§ Exercise goal
Read the listing and extract each line that includes the word "this".

§ Input material

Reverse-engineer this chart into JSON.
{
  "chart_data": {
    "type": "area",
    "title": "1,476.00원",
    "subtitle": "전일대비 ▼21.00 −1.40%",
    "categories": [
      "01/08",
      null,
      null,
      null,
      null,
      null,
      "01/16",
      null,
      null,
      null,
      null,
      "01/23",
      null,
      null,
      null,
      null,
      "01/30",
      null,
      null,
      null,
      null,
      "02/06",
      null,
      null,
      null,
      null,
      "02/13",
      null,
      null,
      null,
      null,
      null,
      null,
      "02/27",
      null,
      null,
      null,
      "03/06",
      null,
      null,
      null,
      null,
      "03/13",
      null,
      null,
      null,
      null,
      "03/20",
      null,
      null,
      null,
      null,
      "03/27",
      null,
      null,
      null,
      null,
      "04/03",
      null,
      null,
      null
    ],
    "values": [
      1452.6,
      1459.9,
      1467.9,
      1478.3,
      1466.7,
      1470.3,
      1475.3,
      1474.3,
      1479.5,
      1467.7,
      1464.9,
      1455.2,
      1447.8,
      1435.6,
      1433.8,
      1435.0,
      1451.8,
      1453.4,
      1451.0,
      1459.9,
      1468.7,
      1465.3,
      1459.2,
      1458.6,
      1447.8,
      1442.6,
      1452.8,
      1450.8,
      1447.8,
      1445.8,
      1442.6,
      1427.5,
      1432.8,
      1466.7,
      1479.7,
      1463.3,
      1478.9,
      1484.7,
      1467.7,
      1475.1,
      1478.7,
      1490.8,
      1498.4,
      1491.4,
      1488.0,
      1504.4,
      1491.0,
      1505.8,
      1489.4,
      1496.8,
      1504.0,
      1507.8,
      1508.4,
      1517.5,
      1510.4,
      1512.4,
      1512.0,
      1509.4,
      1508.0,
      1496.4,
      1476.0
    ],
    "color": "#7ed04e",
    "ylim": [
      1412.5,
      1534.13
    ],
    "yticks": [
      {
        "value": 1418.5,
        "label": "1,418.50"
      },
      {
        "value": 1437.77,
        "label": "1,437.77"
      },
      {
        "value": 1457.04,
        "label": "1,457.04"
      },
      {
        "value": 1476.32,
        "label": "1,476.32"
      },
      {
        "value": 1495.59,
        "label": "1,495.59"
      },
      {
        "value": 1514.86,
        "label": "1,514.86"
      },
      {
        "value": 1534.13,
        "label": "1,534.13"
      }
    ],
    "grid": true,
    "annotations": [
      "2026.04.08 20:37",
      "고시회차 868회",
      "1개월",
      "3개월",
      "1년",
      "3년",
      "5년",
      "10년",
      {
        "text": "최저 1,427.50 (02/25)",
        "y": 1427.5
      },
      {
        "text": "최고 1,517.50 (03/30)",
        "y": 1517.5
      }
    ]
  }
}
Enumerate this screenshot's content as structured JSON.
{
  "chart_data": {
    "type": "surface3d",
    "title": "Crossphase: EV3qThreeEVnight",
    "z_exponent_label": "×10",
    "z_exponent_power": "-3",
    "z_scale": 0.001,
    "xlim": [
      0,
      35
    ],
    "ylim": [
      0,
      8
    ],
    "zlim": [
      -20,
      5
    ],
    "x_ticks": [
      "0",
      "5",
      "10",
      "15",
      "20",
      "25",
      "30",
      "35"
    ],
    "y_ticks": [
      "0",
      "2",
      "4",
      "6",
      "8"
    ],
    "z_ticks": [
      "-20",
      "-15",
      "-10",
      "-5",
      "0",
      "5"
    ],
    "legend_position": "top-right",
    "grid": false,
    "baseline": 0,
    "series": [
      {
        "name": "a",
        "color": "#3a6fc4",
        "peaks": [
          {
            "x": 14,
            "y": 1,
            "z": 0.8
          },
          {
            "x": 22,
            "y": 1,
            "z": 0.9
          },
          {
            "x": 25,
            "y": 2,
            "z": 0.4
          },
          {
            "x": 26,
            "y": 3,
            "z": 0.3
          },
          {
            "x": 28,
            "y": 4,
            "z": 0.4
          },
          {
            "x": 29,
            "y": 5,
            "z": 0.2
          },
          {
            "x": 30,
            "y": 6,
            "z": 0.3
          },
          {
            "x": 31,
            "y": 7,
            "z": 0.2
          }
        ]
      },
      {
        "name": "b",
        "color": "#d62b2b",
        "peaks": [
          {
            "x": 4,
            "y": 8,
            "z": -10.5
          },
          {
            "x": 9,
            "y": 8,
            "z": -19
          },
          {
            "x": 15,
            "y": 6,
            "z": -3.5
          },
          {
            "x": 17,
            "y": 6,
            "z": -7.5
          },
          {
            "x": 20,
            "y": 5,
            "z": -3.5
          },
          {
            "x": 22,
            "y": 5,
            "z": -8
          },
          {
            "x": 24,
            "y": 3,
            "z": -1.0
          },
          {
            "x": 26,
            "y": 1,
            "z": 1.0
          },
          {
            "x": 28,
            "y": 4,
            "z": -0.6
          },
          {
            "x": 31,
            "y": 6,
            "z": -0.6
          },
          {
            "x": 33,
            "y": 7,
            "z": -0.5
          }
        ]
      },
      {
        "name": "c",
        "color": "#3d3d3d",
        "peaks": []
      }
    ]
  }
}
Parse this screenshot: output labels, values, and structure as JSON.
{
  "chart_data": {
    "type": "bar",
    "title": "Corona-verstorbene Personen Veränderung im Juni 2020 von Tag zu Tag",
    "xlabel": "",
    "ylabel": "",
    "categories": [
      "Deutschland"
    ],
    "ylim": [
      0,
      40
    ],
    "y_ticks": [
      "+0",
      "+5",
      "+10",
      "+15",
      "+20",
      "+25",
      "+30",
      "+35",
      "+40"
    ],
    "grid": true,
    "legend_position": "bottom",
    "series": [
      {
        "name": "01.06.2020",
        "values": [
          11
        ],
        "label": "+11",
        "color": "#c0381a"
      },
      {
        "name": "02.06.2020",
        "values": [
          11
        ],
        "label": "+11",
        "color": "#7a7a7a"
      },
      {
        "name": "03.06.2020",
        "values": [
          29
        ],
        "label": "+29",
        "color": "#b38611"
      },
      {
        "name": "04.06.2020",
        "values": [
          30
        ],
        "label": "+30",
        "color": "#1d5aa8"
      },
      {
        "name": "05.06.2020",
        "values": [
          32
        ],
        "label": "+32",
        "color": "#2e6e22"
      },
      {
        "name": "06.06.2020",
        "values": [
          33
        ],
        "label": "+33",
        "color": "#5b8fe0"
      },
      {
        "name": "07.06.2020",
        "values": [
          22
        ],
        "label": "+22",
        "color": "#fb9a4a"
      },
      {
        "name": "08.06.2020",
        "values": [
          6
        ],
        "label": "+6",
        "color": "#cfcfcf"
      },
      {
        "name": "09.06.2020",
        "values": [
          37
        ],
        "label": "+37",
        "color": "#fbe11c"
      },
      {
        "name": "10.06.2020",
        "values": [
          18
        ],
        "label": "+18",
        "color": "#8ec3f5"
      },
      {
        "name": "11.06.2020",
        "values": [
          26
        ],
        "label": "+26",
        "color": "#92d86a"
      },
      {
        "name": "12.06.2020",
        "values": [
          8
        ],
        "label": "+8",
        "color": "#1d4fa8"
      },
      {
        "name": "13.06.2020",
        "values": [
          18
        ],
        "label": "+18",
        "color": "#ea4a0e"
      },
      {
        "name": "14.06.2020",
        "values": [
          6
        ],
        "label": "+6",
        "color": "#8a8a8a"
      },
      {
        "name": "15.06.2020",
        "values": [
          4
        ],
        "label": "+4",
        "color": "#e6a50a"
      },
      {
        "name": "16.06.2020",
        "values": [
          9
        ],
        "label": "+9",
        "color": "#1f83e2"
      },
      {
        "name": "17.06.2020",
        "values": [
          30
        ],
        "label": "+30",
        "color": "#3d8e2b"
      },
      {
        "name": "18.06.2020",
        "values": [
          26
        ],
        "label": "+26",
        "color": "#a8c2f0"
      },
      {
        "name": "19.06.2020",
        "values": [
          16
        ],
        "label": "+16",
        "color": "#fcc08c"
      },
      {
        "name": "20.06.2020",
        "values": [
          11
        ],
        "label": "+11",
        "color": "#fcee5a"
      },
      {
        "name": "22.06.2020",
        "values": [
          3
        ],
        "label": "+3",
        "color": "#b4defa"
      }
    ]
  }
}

§ The solution
Reverse-engineer this chart into JSON.
Enumerate this screenshot's content as structured JSON.
Parse this screenshot: output labels, values, and structure as JSON.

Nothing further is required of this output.